==== Exercise inputs ====
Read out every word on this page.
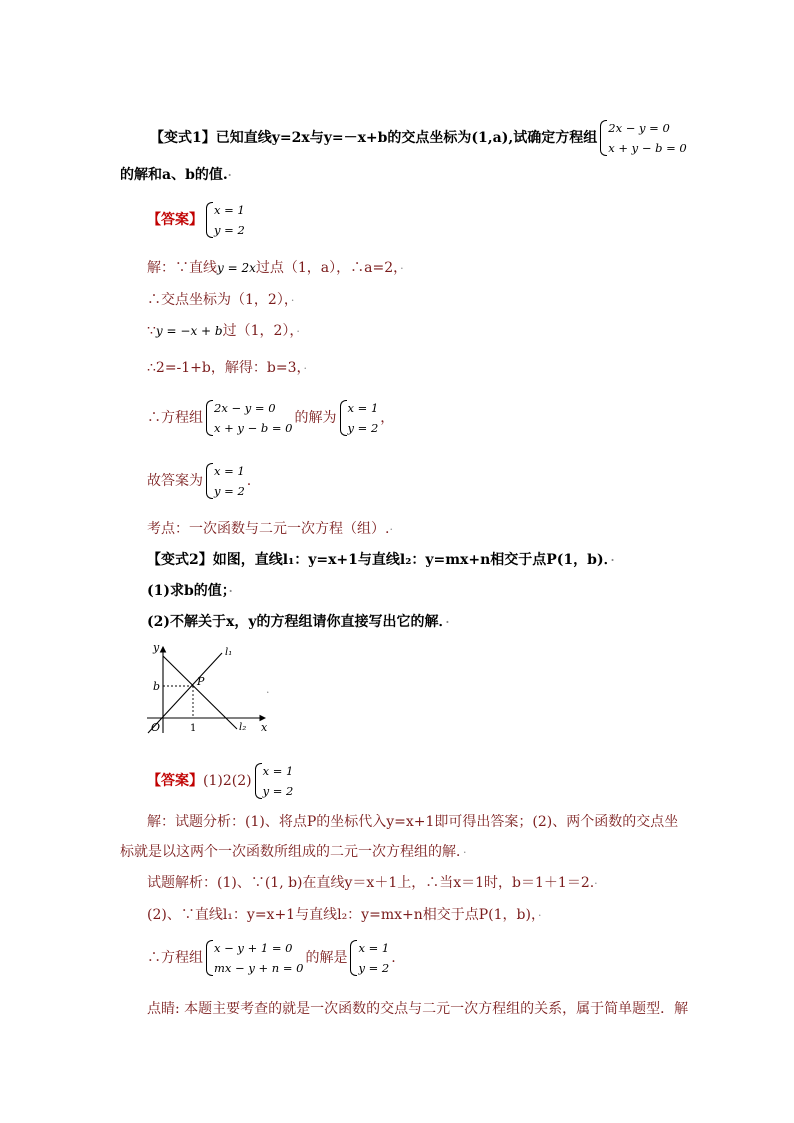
【变式1】已知直线y=2x与y=－x+b的交点坐标为(1,a),试确定方程组
2x − y = 0
x + y − b = 0
的解和a、b的值.·
【答案】
x = 1
y = 2
解：∵直线y = 2x过点（1，a），∴a=2，·
∴交点坐标为（1，2），·
∵y = −x + b过（1，2），·
∴2=-1+b，解得：b=3，·
∴方程组
2x − y = 0
x + y − b = 0
的解为
x = 1
y = 2
，
故答案为
x = 1
y = 2
.
考点：一次函数与二元一次方程（组）.·
【变式2】如图，直线l₁：y=x+1与直线l₂：y=mx+n相交于点P(1，b)．·
(1)求b的值；·
(2)不解关于x，y的方程组请你直接写出它的解．·
y
x
O	1
b	P
l₁
l₂
·
【答案】(1)2(2)
x = 1
y = 2
解：试题分析：(1)、将点P的坐标代入y=x+1即可得出答案；(2)、两个函数的交点坐
标就是以这两个一次函数所组成的二元一次方程组的解．·
试题解析：(1)、∵(1, b)在直线y＝x＋1上，∴当x＝1时，b＝1＋1＝2.·
(2)、∵直线l₁：y=x+1与直线l₂：y=mx+n相交于点P(1，b)，·
∴方程组
x − y + 1 = 0
mx − y + n = 0
的解是
x = 1
y = 2
.
点睛: 本题主要考查的就是一次函数的交点与二元一次方程组的关系，属于简单题型．解
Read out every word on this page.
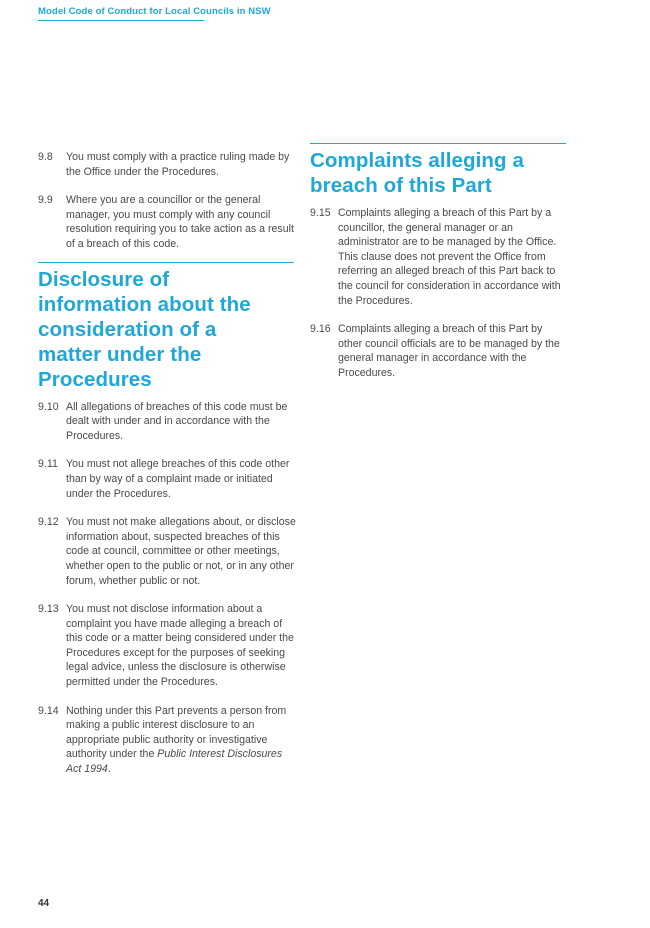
Model Code of Conduct for Local Councils in NSW
9.8 You must comply with a practice ruling made by the Office under the Procedures.
9.9 Where you are a councillor or the general manager, you must comply with any council resolution requiring you to take action as a result of a breach of this code.
Disclosure of information about the consideration of a matter under the Procedures
9.10 All allegations of breaches of this code must be dealt with under and in accordance with the Procedures.
9.11 You must not allege breaches of this code other than by way of a complaint made or initiated under the Procedures.
9.12 You must not make allegations about, or disclose information about, suspected breaches of this code at council, committee or other meetings, whether open to the public or not, or in any other forum, whether public or not.
9.13 You must not disclose information about a complaint you have made alleging a breach of this code or a matter being considered under the Procedures except for the purposes of seeking legal advice, unless the disclosure is otherwise permitted under the Procedures.
9.14 Nothing under this Part prevents a person from making a public interest disclosure to an appropriate public authority or investigative authority under the Public Interest Disclosures Act 1994.
Complaints alleging a breach of this Part
9.15 Complaints alleging a breach of this Part by a councillor, the general manager or an administrator are to be managed by the Office. This clause does not prevent the Office from referring an alleged breach of this Part back to the council for consideration in accordance with the Procedures.
9.16 Complaints alleging a breach of this Part by other council officials are to be managed by the general manager in accordance with the Procedures.
44
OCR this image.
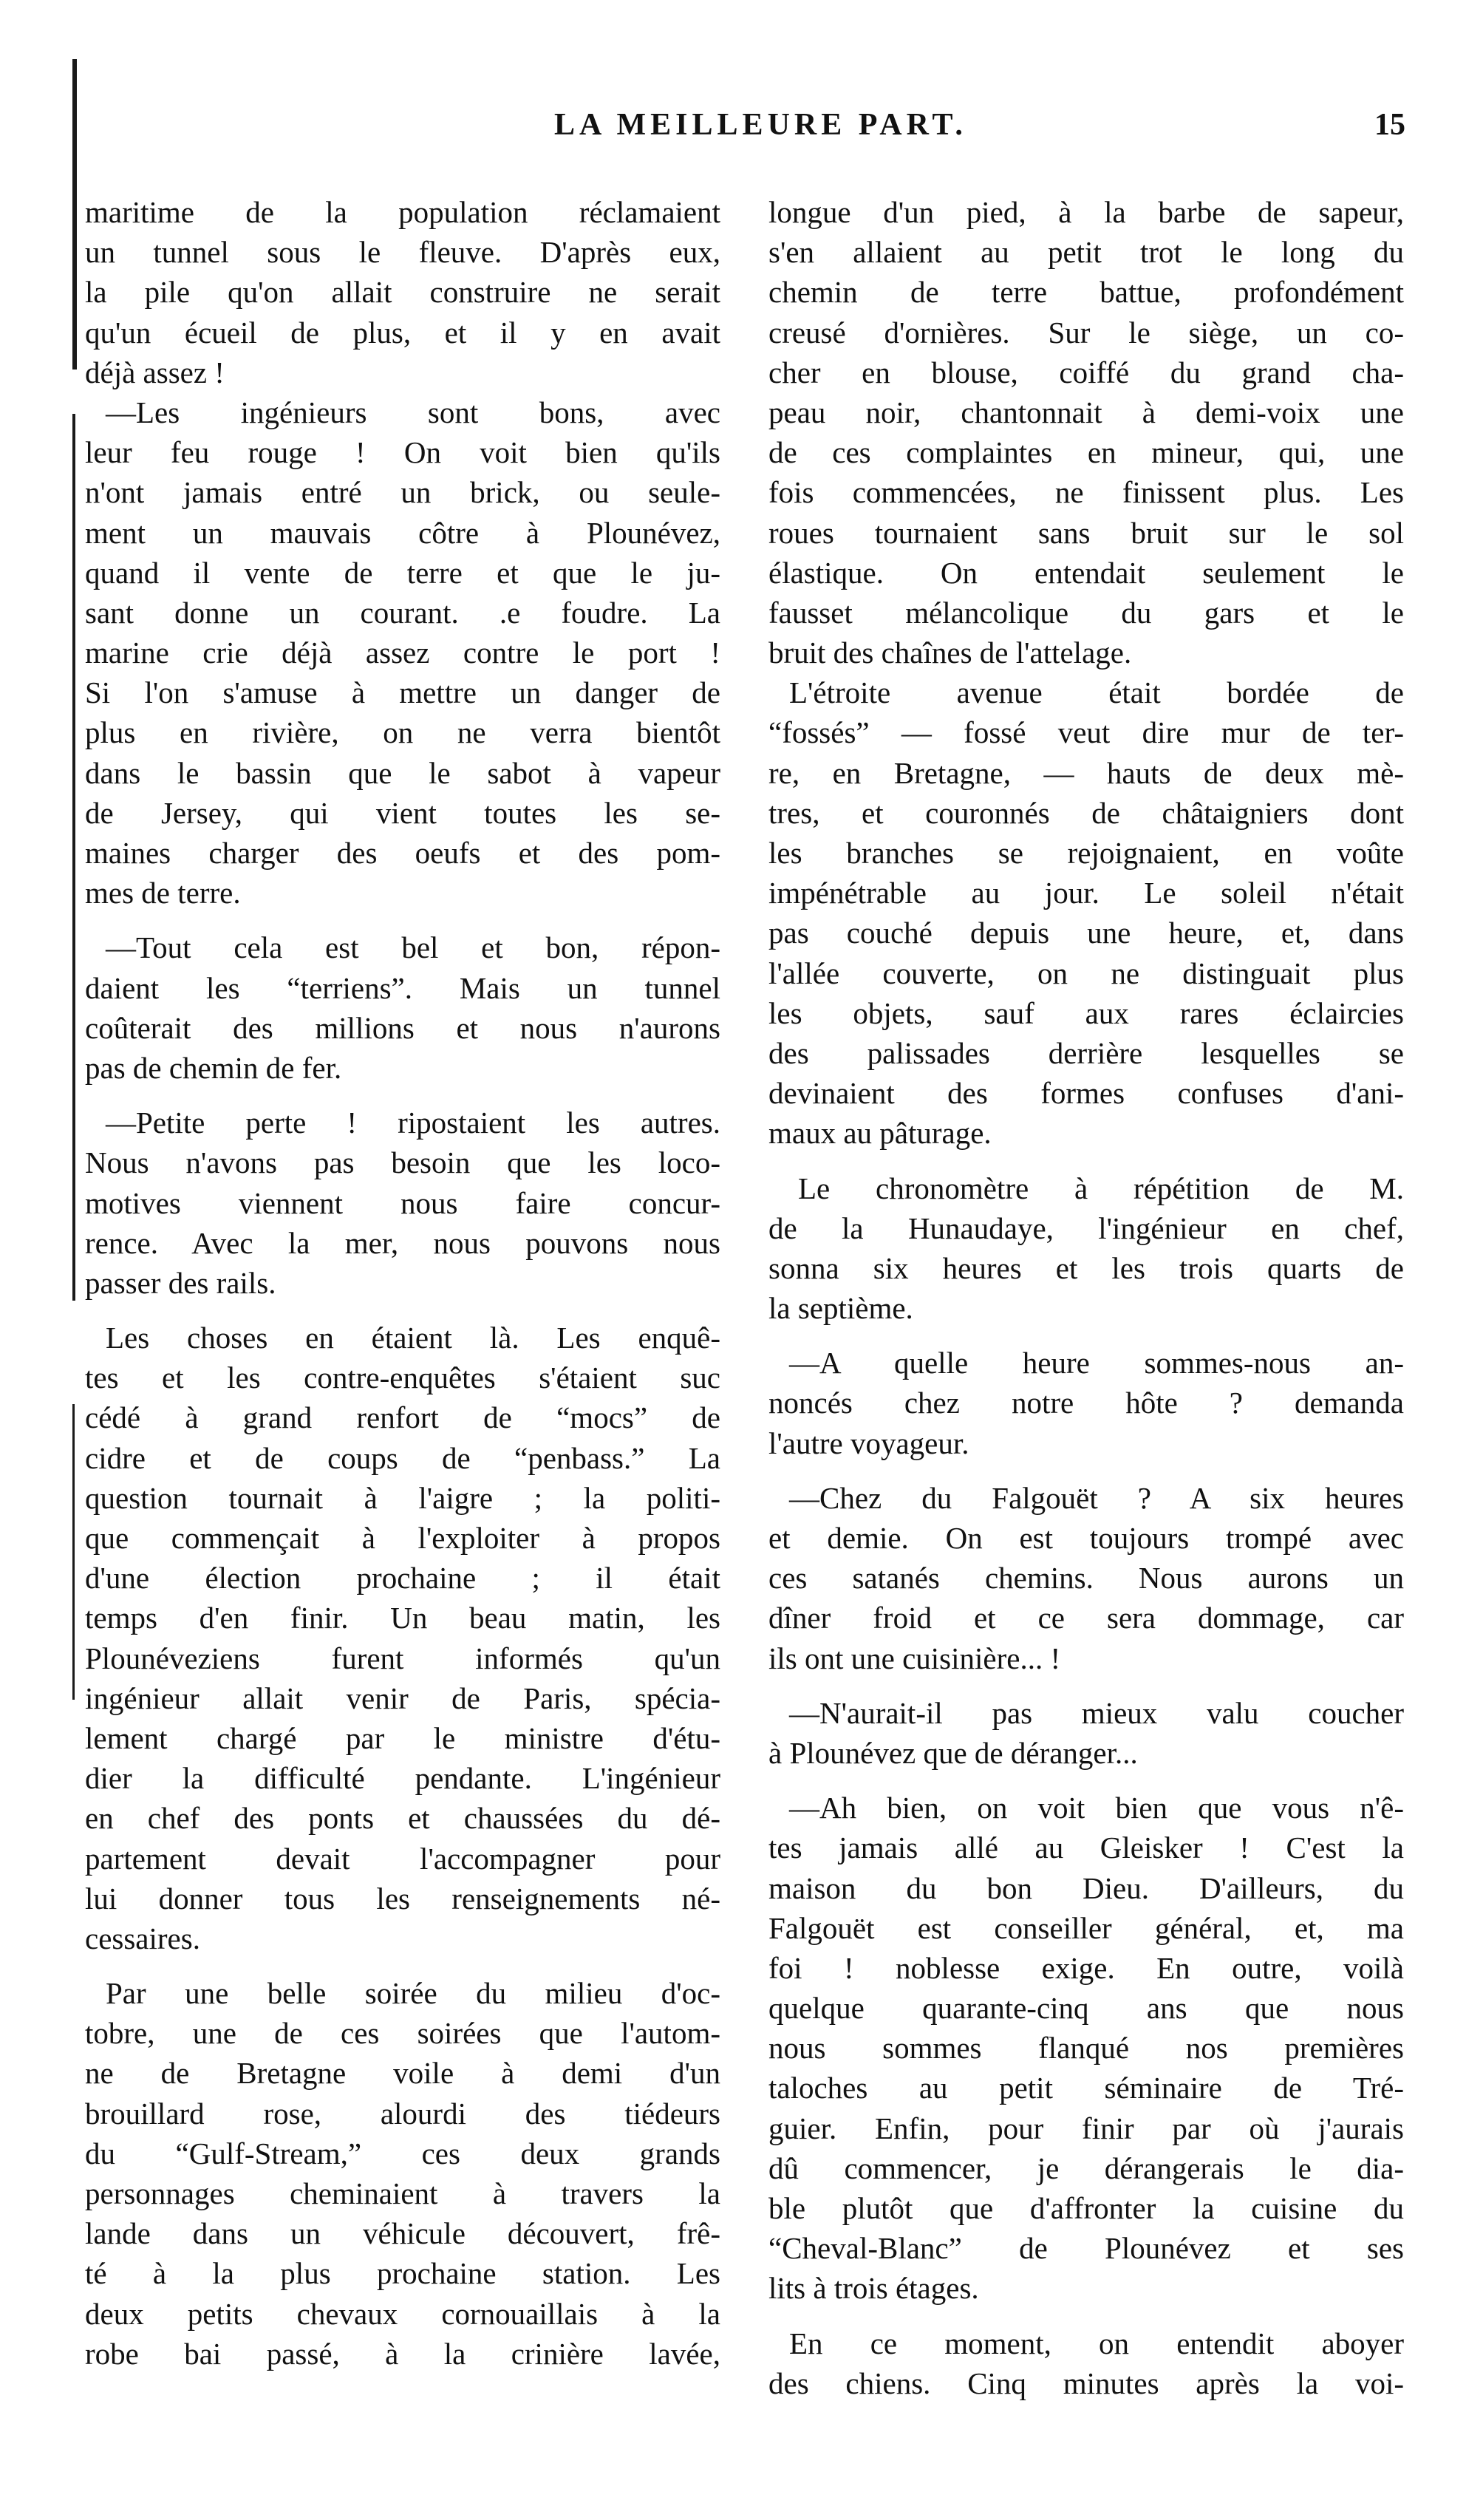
LA MEILLEURE PART.	15
maritime de la population réclamaient
un tunnel sous le fleuve. D'après eux,
la pile qu'on allait construire ne serait
qu'un écueil de plus, et il y en avait
déjà assez !
—Les ingénieurs sont bons, avec
leur feu rouge ! On voit bien qu'ils
n'ont jamais entré un brick, ou seule-
ment un mauvais côtre à Plounévez,
quand il vente de terre et que le ju-
sant donne un courant. .e foudre. La
marine crie déjà assez contre le port !
Si l'on s'amuse à mettre un danger de
plus en rivière, on ne verra bientôt
dans le bassin que le sabot à vapeur
de Jersey, qui vient toutes les se-
maines charger des oeufs et des pom-
mes de terre.
—Tout cela est bel et bon, répon-
daient les “terriens”. Mais un tunnel
coûterait des millions et nous n'aurons
pas de chemin de fer.
—Petite perte ! ripostaient les autres.
Nous n'avons pas besoin que les loco-
motives viennent nous faire concur-
rence. Avec la mer, nous pouvons nous
passer des rails.
Les choses en étaient là. Les enquê-
tes et les contre-enquêtes s'étaient suc
cédé à grand renfort de “mocs” de
cidre et de coups de “penbass.” La
question tournait à l'aigre ; la politi-
que commençait à l'exploiter à propos
d'une élection prochaine ; il était
temps d'en finir. Un beau matin, les
Plounéveziens furent informés qu'un
ingénieur allait venir de Paris, spécia-
lement chargé par le ministre d'étu-
dier la difficulté pendante. L'ingénieur
en chef des ponts et chaussées du dé-
partement devait l'accompagner pour
lui donner tous les renseignements né-
cessaires.
Par une belle soirée du milieu d'oc-
tobre, une de ces soirées que l'autom-
ne de Bretagne voile à demi d'un
brouillard rose, alourdi des tiédeurs
du “Gulf-Stream,” ces deux grands
personnages cheminaient à travers la
lande dans un véhicule découvert, frê-
té à la plus prochaine station. Les
deux petits chevaux cornouaillais à la
robe bai passé, à la crinière lavée,
longue d'un pied, à la barbe de sapeur,
s'en allaient au petit trot le long du
chemin de terre battue, profondément
creusé d'ornières. Sur le siège, un co-
cher en blouse, coiffé du grand cha-
peau noir, chantonnait à demi-voix une
de ces complaintes en mineur, qui, une
fois commencées, ne finissent plus. Les
roues tournaient sans bruit sur le sol
élastique. On entendait seulement le
fausset mélancolique du gars et le
bruit des chaînes de l'attelage.
L'étroite avenue était bordée de
“fossés” — fossé veut dire mur de ter-
re, en Bretagne, — hauts de deux mè-
tres, et couronnés de châtaigniers dont
les branches se rejoignaient, en voûte
impénétrable au jour. Le soleil n'était
pas couché depuis une heure, et, dans
l'allée couverte, on ne distinguait plus
les objets, sauf aux rares éclaircies
des palissades derrière lesquelles se
devinaient des formes confuses d'ani-
maux au pâturage.
Le chronomètre à répétition de M.
de la Hunaudaye, l'ingénieur en chef,
sonna six heures et les trois quarts de
la septième.
—A quelle heure sommes-nous an-
noncés chez notre hôte ? demanda
l'autre voyageur.
—Chez du Falgouët ? A six heures
et demie. On est toujours trompé avec
ces satanés chemins. Nous aurons un
dîner froid et ce sera dommage, car
ils ont une cuisinière... !
—N'aurait-il pas mieux valu coucher
à Plounévez que de déranger...
—Ah bien, on voit bien que vous n'ê-
tes jamais allé au Gleisker ! C'est la
maison du bon Dieu. D'ailleurs, du
Falgouët est conseiller général, et, ma
foi ! noblesse exige. En outre, voilà
quelque quarante-cinq ans que nous
nous sommes flanqué nos premières
taloches au petit séminaire de Tré-
guier. Enfin, pour finir par où j'aurais
dû commencer, je dérangerais le dia-
ble plutôt que d'affronter la cuisine du
“Cheval-Blanc” de Plounévez et ses
lits à trois étages.
En ce moment, on entendit aboyer
des chiens. Cinq minutes après la voi-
====
What the task requires - Print each line of the material above exactly, with the pictures removed from your copy.

Result for this exercise -
Read out every word on this page.
【变式1】已知直线y=2x与y=－x+b的交点坐标为(1,a),试确定方程组
2x − y = 0
x + y − b = 0
的解和a、b的值.·
【答案】
x = 1
y = 2
解：∵直线y = 2x过点（1，a），∴a=2，·
∴交点坐标为（1，2），·
∵y = −x + b过（1，2），·
∴2=-1+b，解得：b=3，·
∴方程组
2x − y = 0
x + y − b = 0
的解为
x = 1
y = 2
，
故答案为
x = 1
y = 2
.
考点：一次函数与二元一次方程（组）.·
【变式2】如图，直线l₁：y=x+1与直线l₂：y=mx+n相交于点P(1，b)．·
(1)求b的值；·
(2)不解关于x，y的方程组请你直接写出它的解．·
y
x
O	1
b	P
l₁
l₂
·
【答案】(1)2(2)
x = 1
y = 2
解：试题分析：(1)、将点P的坐标代入y=x+1即可得出答案；(2)、两个函数的交点坐
标就是以这两个一次函数所组成的二元一次方程组的解．·
试题解析：(1)、∵(1, b)在直线y＝x＋1上，∴当x＝1时，b＝1＋1＝2.·
(2)、∵直线l₁：y=x+1与直线l₂：y=mx+n相交于点P(1，b)，·
∴方程组
x − y + 1 = 0
mx − y + n = 0
的解是
x = 1
y = 2
.
点睛: 本题主要考查的就是一次函数的交点与二元一次方程组的关系，属于简单题型．解
Read out every word on this page.
Model Code of Conduct for Local Councils in NSW
9.8 You must comply with a practice ruling made by the Office under the Procedures.
9.9 Where you are a councillor or the general manager, you must comply with any council resolution requiring you to take action as a result of a breach of this code.
Disclosure of information about the consideration of a matter under the Procedures
9.10 All allegations of breaches of this code must be dealt with under and in accordance with the Procedures.
9.11 You must not allege breaches of this code other than by way of a complaint made or initiated under the Procedures.
9.12 You must not make allegations about, or disclose information about, suspected breaches of this code at council, committee or other meetings, whether open to the public or not, or in any other forum, whether public or not.
9.13 You must not disclose information about a complaint you have made alleging a breach of this code or a matter being considered under the Procedures except for the purposes of seeking legal advice, unless the disclosure is otherwise permitted under the Procedures.
9.14 Nothing under this Part prevents a person from making a public interest disclosure to an appropriate public authority or investigative authority under the Public Interest Disclosures Act 1994.
Complaints alleging a breach of this Part
9.15 Complaints alleging a breach of this Part by a councillor, the general manager or an administrator are to be managed by the Office. This clause does not prevent the Office from referring an alleged breach of this Part back to the council for consideration in accordance with the Procedures.
9.16 Complaints alleging a breach of this Part by other council officials are to be managed by the general manager in accordance with the Procedures.
44
OCR this image.
LA MEILLEURE PART.	15
maritime de la population réclamaient
un tunnel sous le fleuve. D'après eux,
la pile qu'on allait construire ne serait
qu'un écueil de plus, et il y en avait
déjà assez !
—Les ingénieurs sont bons, avec
leur feu rouge ! On voit bien qu'ils
n'ont jamais entré un brick, ou seule-
ment un mauvais côtre à Plounévez,
quand il vente de terre et que le ju-
sant donne un courant. .e foudre. La
marine crie déjà assez contre le port !
Si l'on s'amuse à mettre un danger de
plus en rivière, on ne verra bientôt
dans le bassin que le sabot à vapeur
de Jersey, qui vient toutes les se-
maines charger des oeufs et des pom-
mes de terre.
—Tout cela est bel et bon, répon-
daient les “terriens”. Mais un tunnel
coûterait des millions et nous n'aurons
pas de chemin de fer.
—Petite perte ! ripostaient les autres.
Nous n'avons pas besoin que les loco-
motives viennent nous faire concur-
rence. Avec la mer, nous pouvons nous
passer des rails.
Les choses en étaient là. Les enquê-
tes et les contre-enquêtes s'étaient suc
cédé à grand renfort de “mocs” de
cidre et de coups de “penbass.” La
question tournait à l'aigre ; la politi-
que commençait à l'exploiter à propos
d'une élection prochaine ; il était
temps d'en finir. Un beau matin, les
Plounéveziens furent informés qu'un
ingénieur allait venir de Paris, spécia-
lement chargé par le ministre d'étu-
dier la difficulté pendante. L'ingénieur
en chef des ponts et chaussées du dé-
partement devait l'accompagner pour
lui donner tous les renseignements né-
cessaires.
Par une belle soirée du milieu d'oc-
tobre, une de ces soirées que l'autom-
ne de Bretagne voile à demi d'un
brouillard rose, alourdi des tiédeurs
du “Gulf-Stream,” ces deux grands
personnages cheminaient à travers la
lande dans un véhicule découvert, frê-
té à la plus prochaine station. Les
deux petits chevaux cornouaillais à la
robe bai passé, à la crinière lavée,
longue d'un pied, à la barbe de sapeur,
s'en allaient au petit trot le long du
chemin de terre battue, profondément
creusé d'ornières. Sur le siège, un co-
cher en blouse, coiffé du grand cha-
peau noir, chantonnait à demi-voix une
de ces complaintes en mineur, qui, une
fois commencées, ne finissent plus. Les
roues tournaient sans bruit sur le sol
élastique. On entendait seulement le
fausset mélancolique du gars et le
bruit des chaînes de l'attelage.
L'étroite avenue était bordée de
“fossés” — fossé veut dire mur de ter-
re, en Bretagne, — hauts de deux mè-
tres, et couronnés de châtaigniers dont
les branches se rejoignaient, en voûte
impénétrable au jour. Le soleil n'était
pas couché depuis une heure, et, dans
l'allée couverte, on ne distinguait plus
les objets, sauf aux rares éclaircies
des palissades derrière lesquelles se
devinaient des formes confuses d'ani-
maux au pâturage.
Le chronomètre à répétition de M.
de la Hunaudaye, l'ingénieur en chef,
sonna six heures et les trois quarts de
la septième.
—A quelle heure sommes-nous an-
noncés chez notre hôte ? demanda
l'autre voyageur.
—Chez du Falgouët ? A six heures
et demie. On est toujours trompé avec
ces satanés chemins. Nous aurons un
dîner froid et ce sera dommage, car
ils ont une cuisinière... !
—N'aurait-il pas mieux valu coucher
à Plounévez que de déranger...
—Ah bien, on voit bien que vous n'ê-
tes jamais allé au Gleisker ! C'est la
maison du bon Dieu. D'ailleurs, du
Falgouët est conseiller général, et, ma
foi ! noblesse exige. En outre, voilà
quelque quarante-cinq ans que nous
nous sommes flanqué nos premières
taloches au petit séminaire de Tré-
guier. Enfin, pour finir par où j'aurais
dû commencer, je dérangerais le dia-
ble plutôt que d'affronter la cuisine du
“Cheval-Blanc” de Plounévez et ses
lits à trois étages.
En ce moment, on entendit aboyer
des chiens. Cinq minutes après la voi-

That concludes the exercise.